What you are asked to do:
In the listing below, locate the lines that hold "JSON" and copy them.

Records to process:
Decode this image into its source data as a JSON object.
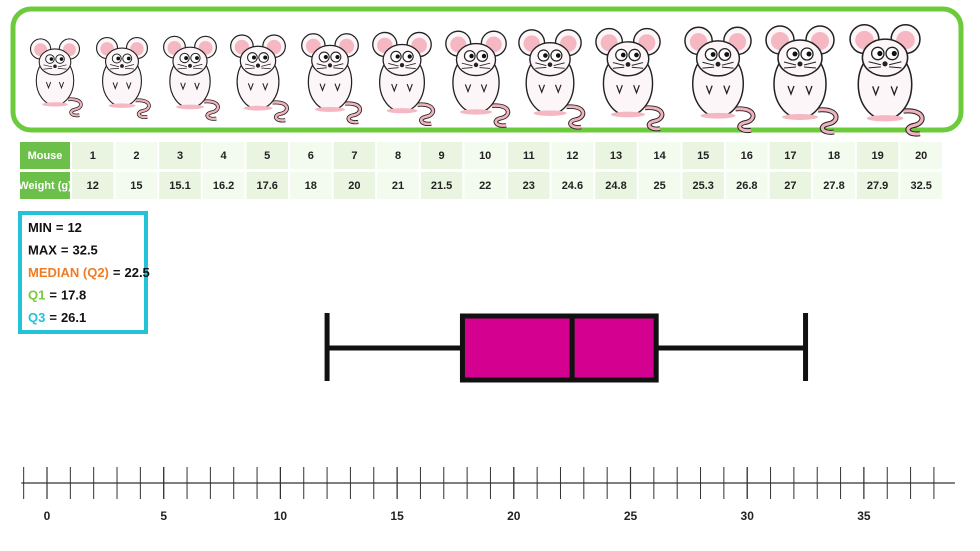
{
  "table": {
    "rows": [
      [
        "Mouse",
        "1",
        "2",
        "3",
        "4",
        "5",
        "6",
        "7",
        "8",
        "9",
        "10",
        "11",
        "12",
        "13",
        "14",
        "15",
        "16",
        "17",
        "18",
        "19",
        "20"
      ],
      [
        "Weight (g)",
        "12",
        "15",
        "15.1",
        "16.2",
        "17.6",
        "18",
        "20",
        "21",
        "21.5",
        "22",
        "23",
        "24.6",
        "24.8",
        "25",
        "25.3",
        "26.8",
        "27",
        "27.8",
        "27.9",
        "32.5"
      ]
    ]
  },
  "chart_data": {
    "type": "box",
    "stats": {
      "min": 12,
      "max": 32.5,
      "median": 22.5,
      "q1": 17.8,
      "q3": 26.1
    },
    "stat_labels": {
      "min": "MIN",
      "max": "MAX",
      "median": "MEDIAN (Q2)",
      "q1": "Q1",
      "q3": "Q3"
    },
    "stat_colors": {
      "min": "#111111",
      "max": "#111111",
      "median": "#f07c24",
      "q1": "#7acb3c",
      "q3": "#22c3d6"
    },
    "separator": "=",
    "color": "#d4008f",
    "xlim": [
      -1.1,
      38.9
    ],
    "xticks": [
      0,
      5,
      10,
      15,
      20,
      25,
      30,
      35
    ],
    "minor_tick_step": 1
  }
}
==
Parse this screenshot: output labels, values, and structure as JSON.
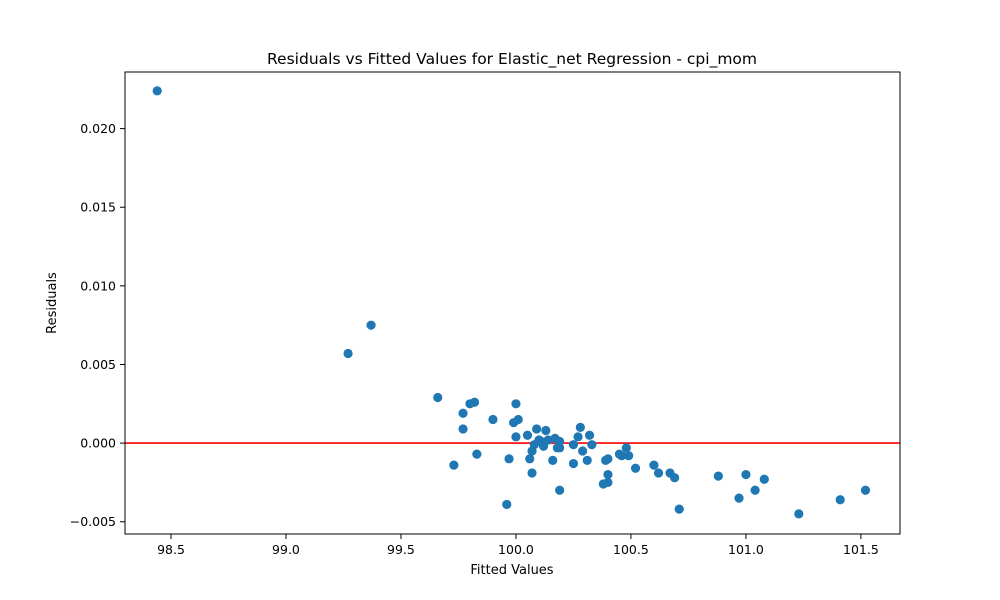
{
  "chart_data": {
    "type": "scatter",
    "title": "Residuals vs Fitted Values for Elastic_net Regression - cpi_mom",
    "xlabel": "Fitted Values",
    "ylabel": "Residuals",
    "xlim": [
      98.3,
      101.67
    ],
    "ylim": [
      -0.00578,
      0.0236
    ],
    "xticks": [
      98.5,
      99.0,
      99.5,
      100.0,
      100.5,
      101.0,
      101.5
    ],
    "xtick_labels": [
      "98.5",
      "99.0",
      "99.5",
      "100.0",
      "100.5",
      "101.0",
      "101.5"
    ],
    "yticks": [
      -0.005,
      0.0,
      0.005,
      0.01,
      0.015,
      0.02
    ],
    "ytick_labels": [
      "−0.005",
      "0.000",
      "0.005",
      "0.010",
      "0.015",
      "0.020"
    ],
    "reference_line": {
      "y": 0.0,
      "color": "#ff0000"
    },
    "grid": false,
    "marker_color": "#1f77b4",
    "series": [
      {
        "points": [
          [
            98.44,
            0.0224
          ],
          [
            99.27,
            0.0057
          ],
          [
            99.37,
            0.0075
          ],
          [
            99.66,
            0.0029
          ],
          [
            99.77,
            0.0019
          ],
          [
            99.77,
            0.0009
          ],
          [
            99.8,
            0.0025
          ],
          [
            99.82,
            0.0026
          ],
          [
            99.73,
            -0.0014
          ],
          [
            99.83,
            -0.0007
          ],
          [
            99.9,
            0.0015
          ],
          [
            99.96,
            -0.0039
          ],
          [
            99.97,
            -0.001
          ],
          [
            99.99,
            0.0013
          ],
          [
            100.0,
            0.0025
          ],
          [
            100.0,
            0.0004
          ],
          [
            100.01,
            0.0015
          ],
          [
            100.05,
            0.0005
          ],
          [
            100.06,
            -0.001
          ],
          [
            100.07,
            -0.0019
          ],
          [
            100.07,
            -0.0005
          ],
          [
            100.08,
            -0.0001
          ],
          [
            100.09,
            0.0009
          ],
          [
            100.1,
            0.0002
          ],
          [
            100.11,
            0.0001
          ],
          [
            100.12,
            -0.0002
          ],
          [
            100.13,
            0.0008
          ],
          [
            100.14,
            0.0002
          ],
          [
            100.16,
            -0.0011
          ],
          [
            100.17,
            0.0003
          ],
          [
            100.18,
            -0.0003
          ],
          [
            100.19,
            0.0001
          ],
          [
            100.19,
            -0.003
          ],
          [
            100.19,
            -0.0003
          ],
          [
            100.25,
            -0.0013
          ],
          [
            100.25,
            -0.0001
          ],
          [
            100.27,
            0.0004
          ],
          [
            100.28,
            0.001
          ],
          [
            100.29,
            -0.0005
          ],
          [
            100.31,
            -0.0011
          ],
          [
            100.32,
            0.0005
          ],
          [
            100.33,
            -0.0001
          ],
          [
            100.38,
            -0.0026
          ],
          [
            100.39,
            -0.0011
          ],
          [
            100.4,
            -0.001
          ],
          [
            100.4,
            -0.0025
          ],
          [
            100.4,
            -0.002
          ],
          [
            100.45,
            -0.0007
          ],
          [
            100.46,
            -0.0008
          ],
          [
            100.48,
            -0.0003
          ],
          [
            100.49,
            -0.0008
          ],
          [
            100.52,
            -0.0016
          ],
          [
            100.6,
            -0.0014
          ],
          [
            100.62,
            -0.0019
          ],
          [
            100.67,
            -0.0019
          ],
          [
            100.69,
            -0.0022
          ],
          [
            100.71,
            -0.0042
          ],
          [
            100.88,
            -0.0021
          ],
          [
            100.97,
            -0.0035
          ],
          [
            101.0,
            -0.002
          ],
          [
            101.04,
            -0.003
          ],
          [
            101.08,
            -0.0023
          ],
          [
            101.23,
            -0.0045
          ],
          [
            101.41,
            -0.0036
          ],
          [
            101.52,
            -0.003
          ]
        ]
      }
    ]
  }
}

Result for this task:
Decode this image into its source data as a JSON object.
Parse this screenshot: output labels, values, and structure as JSON.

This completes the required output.